* Exercise input:
• • • • • • •

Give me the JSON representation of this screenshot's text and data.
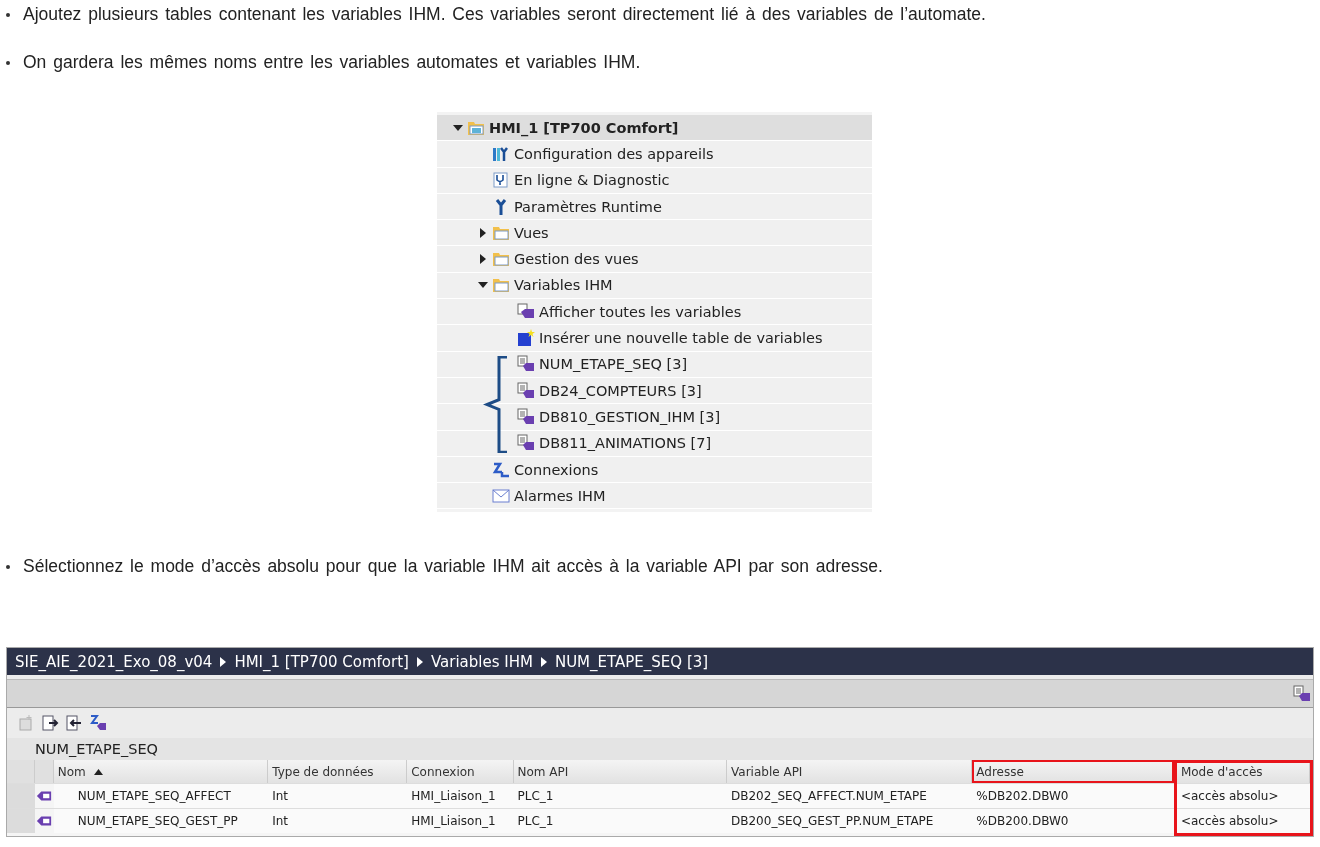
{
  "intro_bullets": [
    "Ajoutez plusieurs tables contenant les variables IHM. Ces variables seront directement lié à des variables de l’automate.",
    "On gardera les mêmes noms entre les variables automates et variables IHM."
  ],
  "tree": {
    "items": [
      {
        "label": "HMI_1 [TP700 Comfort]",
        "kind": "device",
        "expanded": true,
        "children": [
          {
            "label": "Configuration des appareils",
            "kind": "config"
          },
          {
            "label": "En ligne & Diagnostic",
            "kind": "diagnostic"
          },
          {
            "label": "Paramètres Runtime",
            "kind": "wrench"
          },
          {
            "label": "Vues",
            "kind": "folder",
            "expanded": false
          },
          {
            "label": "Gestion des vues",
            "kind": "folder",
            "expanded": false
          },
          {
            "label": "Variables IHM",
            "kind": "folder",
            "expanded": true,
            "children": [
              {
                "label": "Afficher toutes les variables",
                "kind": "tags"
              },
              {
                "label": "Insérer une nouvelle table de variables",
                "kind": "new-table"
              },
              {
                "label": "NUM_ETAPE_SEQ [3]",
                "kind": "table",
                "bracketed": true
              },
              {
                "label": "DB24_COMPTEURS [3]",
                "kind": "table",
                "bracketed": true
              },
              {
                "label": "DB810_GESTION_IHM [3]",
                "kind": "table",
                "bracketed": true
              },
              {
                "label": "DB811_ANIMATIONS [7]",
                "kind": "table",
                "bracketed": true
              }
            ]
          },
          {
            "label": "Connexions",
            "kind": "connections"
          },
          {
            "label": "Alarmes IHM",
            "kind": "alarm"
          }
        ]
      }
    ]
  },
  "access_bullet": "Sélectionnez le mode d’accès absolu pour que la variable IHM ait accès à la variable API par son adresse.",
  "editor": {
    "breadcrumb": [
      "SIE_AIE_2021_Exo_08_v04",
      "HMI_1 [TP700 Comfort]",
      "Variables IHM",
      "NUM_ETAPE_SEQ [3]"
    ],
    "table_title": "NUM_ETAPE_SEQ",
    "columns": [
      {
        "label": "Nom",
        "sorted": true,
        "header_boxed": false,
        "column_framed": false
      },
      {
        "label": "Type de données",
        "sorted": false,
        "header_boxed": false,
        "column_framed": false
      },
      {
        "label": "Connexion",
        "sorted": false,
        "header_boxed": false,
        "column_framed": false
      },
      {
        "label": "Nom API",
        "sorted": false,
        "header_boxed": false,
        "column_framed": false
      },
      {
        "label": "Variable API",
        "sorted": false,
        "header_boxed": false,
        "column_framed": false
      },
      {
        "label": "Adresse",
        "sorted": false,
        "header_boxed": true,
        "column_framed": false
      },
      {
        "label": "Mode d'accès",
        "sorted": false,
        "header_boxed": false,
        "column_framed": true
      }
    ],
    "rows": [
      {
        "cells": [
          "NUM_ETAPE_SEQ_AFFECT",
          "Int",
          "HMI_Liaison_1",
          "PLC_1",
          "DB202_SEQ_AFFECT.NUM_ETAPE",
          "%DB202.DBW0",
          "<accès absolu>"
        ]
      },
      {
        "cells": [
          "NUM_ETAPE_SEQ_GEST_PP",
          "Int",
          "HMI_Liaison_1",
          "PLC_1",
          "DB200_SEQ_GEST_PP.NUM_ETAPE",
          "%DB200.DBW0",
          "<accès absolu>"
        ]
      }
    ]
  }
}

• • • • • • •

* Given instruction: List all lines holding the string "expanded".

* Solution for this exercise:
        "expanded": true,
            "expanded": false
            "expanded": false
            "expanded": true,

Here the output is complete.